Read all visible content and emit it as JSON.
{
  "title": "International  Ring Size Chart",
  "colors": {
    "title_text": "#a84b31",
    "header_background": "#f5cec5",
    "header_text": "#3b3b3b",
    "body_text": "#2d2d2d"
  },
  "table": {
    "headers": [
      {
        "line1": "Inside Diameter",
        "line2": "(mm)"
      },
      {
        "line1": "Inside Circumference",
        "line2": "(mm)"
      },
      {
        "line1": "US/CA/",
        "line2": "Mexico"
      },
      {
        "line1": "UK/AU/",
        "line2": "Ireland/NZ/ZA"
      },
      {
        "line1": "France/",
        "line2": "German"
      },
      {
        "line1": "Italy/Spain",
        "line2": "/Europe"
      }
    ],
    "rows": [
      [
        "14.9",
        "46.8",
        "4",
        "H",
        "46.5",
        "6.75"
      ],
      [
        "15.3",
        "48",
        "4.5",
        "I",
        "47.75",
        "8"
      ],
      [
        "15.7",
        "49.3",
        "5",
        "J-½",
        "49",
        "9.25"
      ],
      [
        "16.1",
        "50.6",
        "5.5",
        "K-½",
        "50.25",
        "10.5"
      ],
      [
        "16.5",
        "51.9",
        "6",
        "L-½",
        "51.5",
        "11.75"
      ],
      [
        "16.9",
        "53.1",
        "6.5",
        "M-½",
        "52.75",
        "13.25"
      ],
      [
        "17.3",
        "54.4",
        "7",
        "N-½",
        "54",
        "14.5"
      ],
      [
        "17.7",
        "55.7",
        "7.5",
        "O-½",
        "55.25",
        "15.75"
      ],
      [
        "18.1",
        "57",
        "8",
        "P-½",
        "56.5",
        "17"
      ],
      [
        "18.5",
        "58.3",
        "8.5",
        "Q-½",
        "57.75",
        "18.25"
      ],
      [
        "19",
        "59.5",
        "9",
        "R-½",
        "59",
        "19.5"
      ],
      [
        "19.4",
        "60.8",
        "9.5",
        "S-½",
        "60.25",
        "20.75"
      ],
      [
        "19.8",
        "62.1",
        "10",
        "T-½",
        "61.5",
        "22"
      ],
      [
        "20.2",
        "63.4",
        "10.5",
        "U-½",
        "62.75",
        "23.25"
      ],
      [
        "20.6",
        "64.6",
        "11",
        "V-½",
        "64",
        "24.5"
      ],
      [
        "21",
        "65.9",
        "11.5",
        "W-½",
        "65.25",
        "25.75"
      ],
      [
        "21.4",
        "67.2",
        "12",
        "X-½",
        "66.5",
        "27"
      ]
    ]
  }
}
----
Task prompt: All of the entries need to be reproduced exactly; please write them out.

Response:
Read all visible content and emit it as JSON.
{
  "title": "International  Ring Size Chart",
  "colors": {
    "title_text": "#a84b31",
    "header_background": "#f5cec5",
    "header_text": "#3b3b3b",
    "body_text": "#2d2d2d"
  },
  "table": {
    "headers": [
      {
        "line1": "Inside Diameter",
        "line2": "(mm)"
      },
      {
        "line1": "Inside Circumference",
        "line2": "(mm)"
      },
      {
        "line1": "US/CA/",
        "line2": "Mexico"
      },
      {
        "line1": "UK/AU/",
        "line2": "Ireland/NZ/ZA"
      },
      {
        "line1": "France/",
        "line2": "German"
      },
      {
        "line1": "Italy/Spain",
        "line2": "/Europe"
      }
    ],
    "rows": [
      [
        "14.9",
        "46.8",
        "4",
        "H",
        "46.5",
        "6.75"
      ],
      [
        "15.3",
        "48",
        "4.5",
        "I",
        "47.75",
        "8"
      ],
      [
        "15.7",
        "49.3",
        "5",
        "J-½",
        "49",
        "9.25"
      ],
      [
        "16.1",
        "50.6",
        "5.5",
        "K-½",
        "50.25",
        "10.5"
      ],
      [
        "16.5",
        "51.9",
        "6",
        "L-½",
        "51.5",
        "11.75"
      ],
      [
        "16.9",
        "53.1",
        "6.5",
        "M-½",
        "52.75",
        "13.25"
      ],
      [
        "17.3",
        "54.4",
        "7",
        "N-½",
        "54",
        "14.5"
      ],
      [
        "17.7",
        "55.7",
        "7.5",
        "O-½",
        "55.25",
        "15.75"
      ],
      [
        "18.1",
        "57",
        "8",
        "P-½",
        "56.5",
        "17"
      ],
      [
        "18.5",
        "58.3",
        "8.5",
        "Q-½",
        "57.75",
        "18.25"
      ],
      [
        "19",
        "59.5",
        "9",
        "R-½",
        "59",
        "19.5"
      ],
      [
        "19.4",
        "60.8",
        "9.5",
        "S-½",
        "60.25",
        "20.75"
      ],
      [
        "19.8",
        "62.1",
        "10",
        "T-½",
        "61.5",
        "22"
      ],
      [
        "20.2",
        "63.4",
        "10.5",
        "U-½",
        "62.75",
        "23.25"
      ],
      [
        "20.6",
        "64.6",
        "11",
        "V-½",
        "64",
        "24.5"
      ],
      [
        "21",
        "65.9",
        "11.5",
        "W-½",
        "65.25",
        "25.75"
      ],
      [
        "21.4",
        "67.2",
        "12",
        "X-½",
        "66.5",
        "27"
      ]
    ]
  }
}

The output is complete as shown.